**Records**
- - - - - - -

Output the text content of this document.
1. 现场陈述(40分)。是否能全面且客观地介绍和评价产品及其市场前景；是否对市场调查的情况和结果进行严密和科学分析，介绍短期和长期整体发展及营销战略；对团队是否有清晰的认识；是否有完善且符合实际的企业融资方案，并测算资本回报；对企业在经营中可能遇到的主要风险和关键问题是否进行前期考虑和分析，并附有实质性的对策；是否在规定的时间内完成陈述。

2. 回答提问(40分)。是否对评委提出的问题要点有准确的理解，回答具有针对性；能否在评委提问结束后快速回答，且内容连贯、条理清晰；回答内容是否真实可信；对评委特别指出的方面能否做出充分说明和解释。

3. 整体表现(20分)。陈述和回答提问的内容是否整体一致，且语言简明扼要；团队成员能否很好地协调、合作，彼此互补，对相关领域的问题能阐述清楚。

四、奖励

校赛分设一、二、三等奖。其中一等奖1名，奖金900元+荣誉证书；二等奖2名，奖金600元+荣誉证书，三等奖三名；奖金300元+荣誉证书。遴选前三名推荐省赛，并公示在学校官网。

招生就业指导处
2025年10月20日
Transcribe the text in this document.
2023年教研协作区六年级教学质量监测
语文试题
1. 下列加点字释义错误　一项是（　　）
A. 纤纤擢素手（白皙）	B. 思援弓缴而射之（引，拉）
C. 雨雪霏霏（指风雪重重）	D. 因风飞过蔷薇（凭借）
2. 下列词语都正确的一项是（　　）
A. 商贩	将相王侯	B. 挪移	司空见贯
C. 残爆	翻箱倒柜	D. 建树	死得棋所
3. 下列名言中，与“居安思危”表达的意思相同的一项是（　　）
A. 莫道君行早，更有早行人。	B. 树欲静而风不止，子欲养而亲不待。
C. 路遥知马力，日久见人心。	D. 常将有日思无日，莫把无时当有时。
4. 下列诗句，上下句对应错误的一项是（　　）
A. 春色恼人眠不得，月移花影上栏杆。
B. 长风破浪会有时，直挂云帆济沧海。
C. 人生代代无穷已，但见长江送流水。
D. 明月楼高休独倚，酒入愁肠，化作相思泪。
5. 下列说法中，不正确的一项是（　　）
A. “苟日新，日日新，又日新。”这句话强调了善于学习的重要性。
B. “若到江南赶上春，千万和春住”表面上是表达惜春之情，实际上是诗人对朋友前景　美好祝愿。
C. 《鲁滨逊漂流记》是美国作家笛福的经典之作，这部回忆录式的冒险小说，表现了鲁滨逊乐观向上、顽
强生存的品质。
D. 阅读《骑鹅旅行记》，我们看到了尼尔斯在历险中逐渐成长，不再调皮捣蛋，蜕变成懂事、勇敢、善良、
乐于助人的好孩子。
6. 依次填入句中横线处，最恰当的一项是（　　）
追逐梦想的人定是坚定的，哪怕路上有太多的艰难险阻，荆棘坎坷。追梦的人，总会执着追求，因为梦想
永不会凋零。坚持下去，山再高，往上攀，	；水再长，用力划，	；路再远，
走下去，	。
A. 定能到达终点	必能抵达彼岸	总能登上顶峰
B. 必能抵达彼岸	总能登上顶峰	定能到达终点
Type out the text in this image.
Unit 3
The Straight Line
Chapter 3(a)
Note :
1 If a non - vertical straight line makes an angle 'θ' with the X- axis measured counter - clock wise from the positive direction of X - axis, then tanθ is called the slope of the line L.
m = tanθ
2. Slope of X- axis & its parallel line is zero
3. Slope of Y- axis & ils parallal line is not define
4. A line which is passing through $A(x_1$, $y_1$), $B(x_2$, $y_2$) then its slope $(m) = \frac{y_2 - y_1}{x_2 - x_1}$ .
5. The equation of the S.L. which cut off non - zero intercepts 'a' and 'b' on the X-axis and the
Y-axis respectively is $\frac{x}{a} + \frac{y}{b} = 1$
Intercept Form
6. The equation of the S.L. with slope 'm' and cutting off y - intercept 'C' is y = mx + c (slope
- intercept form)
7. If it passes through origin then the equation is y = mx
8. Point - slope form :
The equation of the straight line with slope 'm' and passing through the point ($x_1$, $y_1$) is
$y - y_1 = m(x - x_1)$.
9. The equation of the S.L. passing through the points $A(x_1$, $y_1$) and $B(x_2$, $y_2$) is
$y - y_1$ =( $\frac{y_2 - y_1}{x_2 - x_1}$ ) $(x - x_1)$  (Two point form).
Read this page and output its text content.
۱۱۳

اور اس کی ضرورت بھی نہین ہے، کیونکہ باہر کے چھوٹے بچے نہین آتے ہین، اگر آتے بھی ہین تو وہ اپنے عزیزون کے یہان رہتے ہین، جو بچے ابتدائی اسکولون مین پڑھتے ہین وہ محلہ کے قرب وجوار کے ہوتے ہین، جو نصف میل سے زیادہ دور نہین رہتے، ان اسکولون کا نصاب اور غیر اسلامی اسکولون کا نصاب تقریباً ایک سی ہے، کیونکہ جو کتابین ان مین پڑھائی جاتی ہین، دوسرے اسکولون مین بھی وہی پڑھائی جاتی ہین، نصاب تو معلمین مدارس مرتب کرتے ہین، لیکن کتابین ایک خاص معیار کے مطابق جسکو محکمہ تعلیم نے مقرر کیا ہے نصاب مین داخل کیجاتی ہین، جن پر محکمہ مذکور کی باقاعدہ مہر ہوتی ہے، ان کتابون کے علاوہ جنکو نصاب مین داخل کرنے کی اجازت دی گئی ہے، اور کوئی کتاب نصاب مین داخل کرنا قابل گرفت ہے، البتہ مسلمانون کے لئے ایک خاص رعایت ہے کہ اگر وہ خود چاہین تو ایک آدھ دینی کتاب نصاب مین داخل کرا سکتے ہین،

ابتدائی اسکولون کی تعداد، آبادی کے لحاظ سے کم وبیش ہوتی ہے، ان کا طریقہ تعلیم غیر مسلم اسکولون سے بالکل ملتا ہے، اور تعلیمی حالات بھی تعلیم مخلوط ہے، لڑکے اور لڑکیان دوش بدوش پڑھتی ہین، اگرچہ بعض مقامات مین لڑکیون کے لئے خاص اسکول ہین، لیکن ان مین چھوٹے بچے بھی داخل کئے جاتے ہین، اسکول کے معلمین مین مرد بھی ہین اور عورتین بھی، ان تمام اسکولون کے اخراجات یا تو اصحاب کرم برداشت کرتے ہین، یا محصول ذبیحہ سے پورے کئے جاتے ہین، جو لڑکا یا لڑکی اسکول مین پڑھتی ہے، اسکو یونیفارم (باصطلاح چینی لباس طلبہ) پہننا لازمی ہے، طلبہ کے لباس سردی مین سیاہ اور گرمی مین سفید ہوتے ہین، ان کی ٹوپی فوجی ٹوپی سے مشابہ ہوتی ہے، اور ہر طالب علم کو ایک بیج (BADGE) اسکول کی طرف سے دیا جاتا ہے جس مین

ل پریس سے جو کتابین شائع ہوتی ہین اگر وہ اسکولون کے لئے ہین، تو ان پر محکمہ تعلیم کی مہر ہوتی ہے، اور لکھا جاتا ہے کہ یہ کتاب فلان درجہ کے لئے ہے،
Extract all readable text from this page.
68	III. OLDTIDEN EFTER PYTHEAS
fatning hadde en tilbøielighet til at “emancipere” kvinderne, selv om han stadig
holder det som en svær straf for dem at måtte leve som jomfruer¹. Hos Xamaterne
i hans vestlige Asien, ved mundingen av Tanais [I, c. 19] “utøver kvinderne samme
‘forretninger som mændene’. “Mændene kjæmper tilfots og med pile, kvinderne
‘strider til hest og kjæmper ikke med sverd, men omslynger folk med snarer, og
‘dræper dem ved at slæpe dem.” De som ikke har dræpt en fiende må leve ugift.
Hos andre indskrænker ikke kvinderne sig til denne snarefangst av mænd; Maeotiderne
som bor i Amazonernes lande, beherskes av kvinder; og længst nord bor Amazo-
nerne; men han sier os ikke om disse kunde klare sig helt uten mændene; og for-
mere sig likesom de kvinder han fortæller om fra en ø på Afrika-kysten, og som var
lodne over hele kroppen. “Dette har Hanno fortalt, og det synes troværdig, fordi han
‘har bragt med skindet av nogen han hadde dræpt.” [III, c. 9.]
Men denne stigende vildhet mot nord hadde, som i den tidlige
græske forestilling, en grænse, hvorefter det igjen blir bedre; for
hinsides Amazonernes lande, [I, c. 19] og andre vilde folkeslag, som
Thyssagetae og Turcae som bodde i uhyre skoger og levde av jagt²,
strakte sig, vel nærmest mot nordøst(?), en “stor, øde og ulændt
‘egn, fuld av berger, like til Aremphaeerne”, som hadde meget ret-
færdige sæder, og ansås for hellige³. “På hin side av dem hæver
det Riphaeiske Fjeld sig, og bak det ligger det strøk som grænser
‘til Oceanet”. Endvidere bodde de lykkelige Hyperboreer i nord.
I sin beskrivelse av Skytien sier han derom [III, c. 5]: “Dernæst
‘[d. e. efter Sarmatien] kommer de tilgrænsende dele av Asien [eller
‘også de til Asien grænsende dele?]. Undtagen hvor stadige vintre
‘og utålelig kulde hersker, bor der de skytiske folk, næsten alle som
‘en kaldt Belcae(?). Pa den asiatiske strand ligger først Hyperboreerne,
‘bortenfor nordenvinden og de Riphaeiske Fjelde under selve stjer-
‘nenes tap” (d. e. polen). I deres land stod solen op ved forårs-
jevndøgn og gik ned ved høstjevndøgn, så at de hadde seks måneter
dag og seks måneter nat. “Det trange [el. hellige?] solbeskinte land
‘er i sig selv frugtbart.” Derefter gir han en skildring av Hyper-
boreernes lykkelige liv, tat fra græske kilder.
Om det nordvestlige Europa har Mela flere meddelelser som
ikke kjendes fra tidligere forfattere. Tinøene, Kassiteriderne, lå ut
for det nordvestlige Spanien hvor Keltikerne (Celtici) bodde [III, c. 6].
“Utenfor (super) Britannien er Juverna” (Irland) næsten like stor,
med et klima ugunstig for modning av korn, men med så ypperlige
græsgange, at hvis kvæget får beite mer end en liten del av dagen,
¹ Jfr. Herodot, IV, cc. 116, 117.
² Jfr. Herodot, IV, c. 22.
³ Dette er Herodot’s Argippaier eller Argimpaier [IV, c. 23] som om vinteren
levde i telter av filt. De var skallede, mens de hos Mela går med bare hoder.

- - - - - - -

**WHAT THE EXERCISE ASKS**
Using the material above, work out how many lines contain the string "lande". Give that number alone.

**OUTPUT OF THE EXERCISE**
2